-- Start Dataset --

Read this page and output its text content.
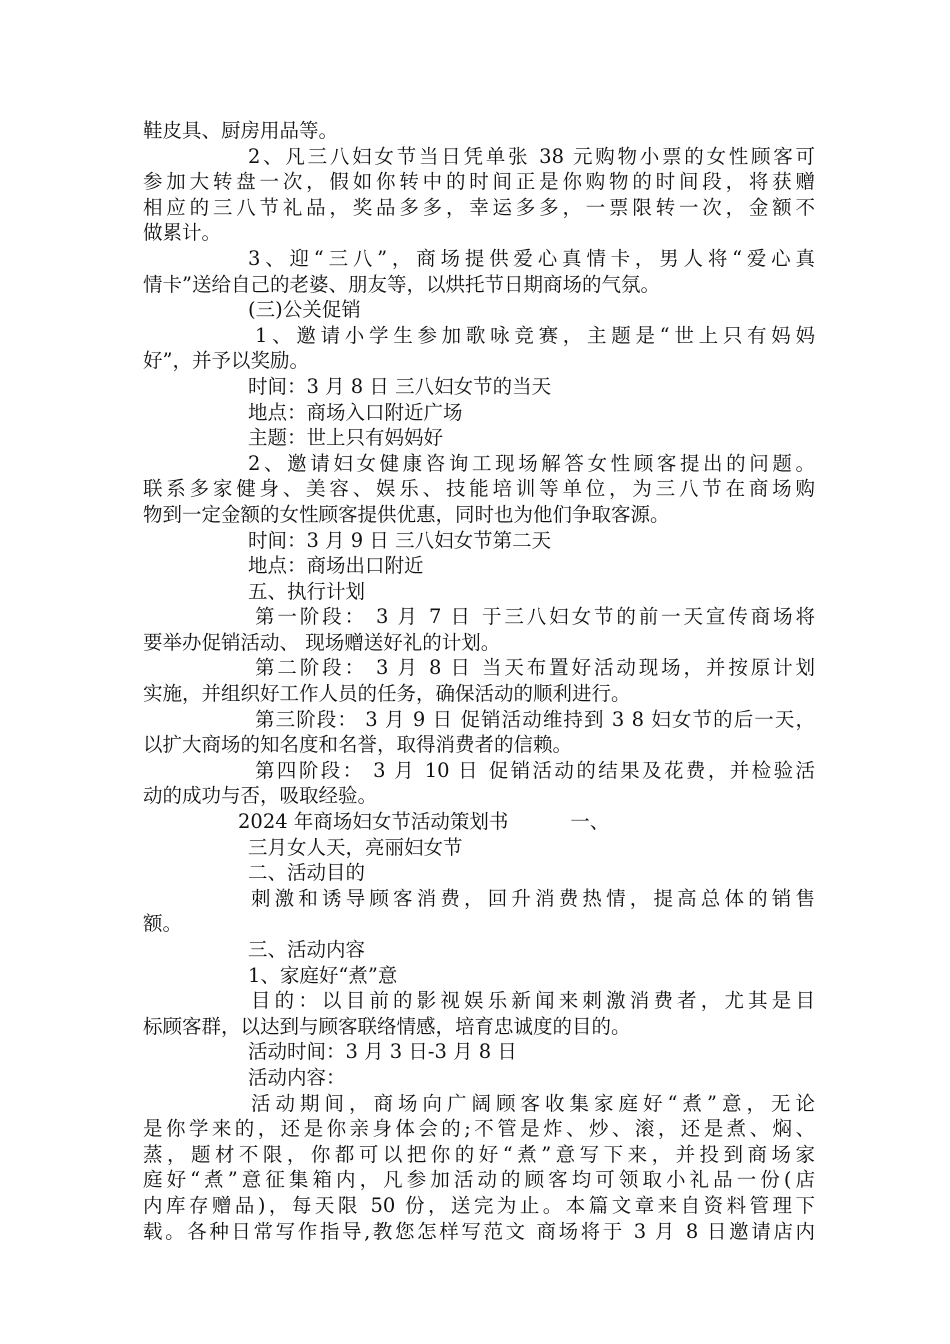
鞋皮具、厨房用品等。
2、凡三八妇女节当日凭单张 38 元购物小票的女性顾客可
参加大转盘一次，假如你转中的时间正是你购物的时间段，将获赠
相应的三八节礼品，奖品多多，幸运多多，一票限转一次，金额不
做累计。
3、迎“三八”，商场提供爱心真情卡，男人将“爱心真
情卡”送给自己的老婆、朋友等，以烘托节日期商场的气氛。
(三)公关促销
1、邀请小学生参加歌咏竞赛，主题是“世上只有妈妈
好”，并予以奖励。
时间：3 月 8 日 三八妇女节的当天
地点：商场入口附近广场
主题：世上只有妈妈好
2、邀请妇女健康咨询工现场解答女性顾客提出的问题。
联系多家健身、美容、娱乐、技能培训等单位，为三八节在商场购
物到一定金额的女性顾客提供优惠，同时也为他们争取客源。
时间：3 月 9 日 三八妇女节第二天
地点：商场出口附近
五、执行计划
第一阶段： 3 月 7 日 于三八妇女节的前一天宣传商场将
要举办促销活动、 现场赠送好礼的计划。
第二阶段： 3 月 8 日 当天布置好活动现场，并按原计划
实施，并组织好工作人员的任务，确保活动的顺利进行。
第三阶段： 3 月 9 日 促销活动维持到 3 8 妇女节的后一天，
以扩大商场的知名度和名誉，取得消费者的信赖。
第四阶段： 3 月 10 日 促销活动的结果及花费，并检验活
动的成功与否，吸取经验。
2024 年商场妇女节活动策划书          一、
三月女人天，亮丽妇女节
二、活动目的
刺激和诱导顾客消费，回升消费热情，提高总体的销售
额。
三、活动内容
1、家庭好“煮”意
目的：以目前的影视娱乐新闻来刺激消费者，尤其是目
标顾客群，以达到与顾客联络情感，培育忠诚度的目的。
活动时间：3 月 3 日-3 月 8 日
活动内容：
活动期间，商场向广阔顾客收集家庭好“煮”意，无论
是你学来的，还是你亲身体会的;不管是炸、炒、滚，还是煮、焖、
蒸，题材不限，你都可以把你的好“煮”意写下来，并投到商场家
庭好“煮”意征集箱内，凡参加活动的顾客均可领取小礼品一份(店
内库存赠品)，每天限 50 份，送完为止。本篇文章来自资料管理下
载。各种日常写作指导,教您怎样写范文 商场将于 3 月 8 日邀请店内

-- End Dataset --

The problem: Without including any pictures, reproduce the listing exactly.

Solution for this task:
Read this page and output its text content.
鞋皮具、厨房用品等。
2、凡三八妇女节当日凭单张 38 元购物小票的女性顾客可
参加大转盘一次，假如你转中的时间正是你购物的时间段，将获赠
相应的三八节礼品，奖品多多，幸运多多，一票限转一次，金额不
做累计。
3、迎“三八”，商场提供爱心真情卡，男人将“爱心真
情卡”送给自己的老婆、朋友等，以烘托节日期商场的气氛。
(三)公关促销
1、邀请小学生参加歌咏竞赛，主题是“世上只有妈妈
好”，并予以奖励。
时间：3 月 8 日 三八妇女节的当天
地点：商场入口附近广场
主题：世上只有妈妈好
2、邀请妇女健康咨询工现场解答女性顾客提出的问题。
联系多家健身、美容、娱乐、技能培训等单位，为三八节在商场购
物到一定金额的女性顾客提供优惠，同时也为他们争取客源。
时间：3 月 9 日 三八妇女节第二天
地点：商场出口附近
五、执行计划
第一阶段： 3 月 7 日 于三八妇女节的前一天宣传商场将
要举办促销活动、 现场赠送好礼的计划。
第二阶段： 3 月 8 日 当天布置好活动现场，并按原计划
实施，并组织好工作人员的任务，确保活动的顺利进行。
第三阶段： 3 月 9 日 促销活动维持到 3 8 妇女节的后一天，
以扩大商场的知名度和名誉，取得消费者的信赖。
第四阶段： 3 月 10 日 促销活动的结果及花费，并检验活
动的成功与否，吸取经验。
2024 年商场妇女节活动策划书          一、
三月女人天，亮丽妇女节
二、活动目的
刺激和诱导顾客消费，回升消费热情，提高总体的销售
额。
三、活动内容
1、家庭好“煮”意
目的：以目前的影视娱乐新闻来刺激消费者，尤其是目
标顾客群，以达到与顾客联络情感，培育忠诚度的目的。
活动时间：3 月 3 日-3 月 8 日
活动内容：
活动期间，商场向广阔顾客收集家庭好“煮”意，无论
是你学来的，还是你亲身体会的;不管是炸、炒、滚，还是煮、焖、
蒸，题材不限，你都可以把你的好“煮”意写下来，并投到商场家
庭好“煮”意征集箱内，凡参加活动的顾客均可领取小礼品一份(店
内库存赠品)，每天限 50 份，送完为止。本篇文章来自资料管理下
载。各种日常写作指导,教您怎样写范文 商场将于 3 月 8 日邀请店内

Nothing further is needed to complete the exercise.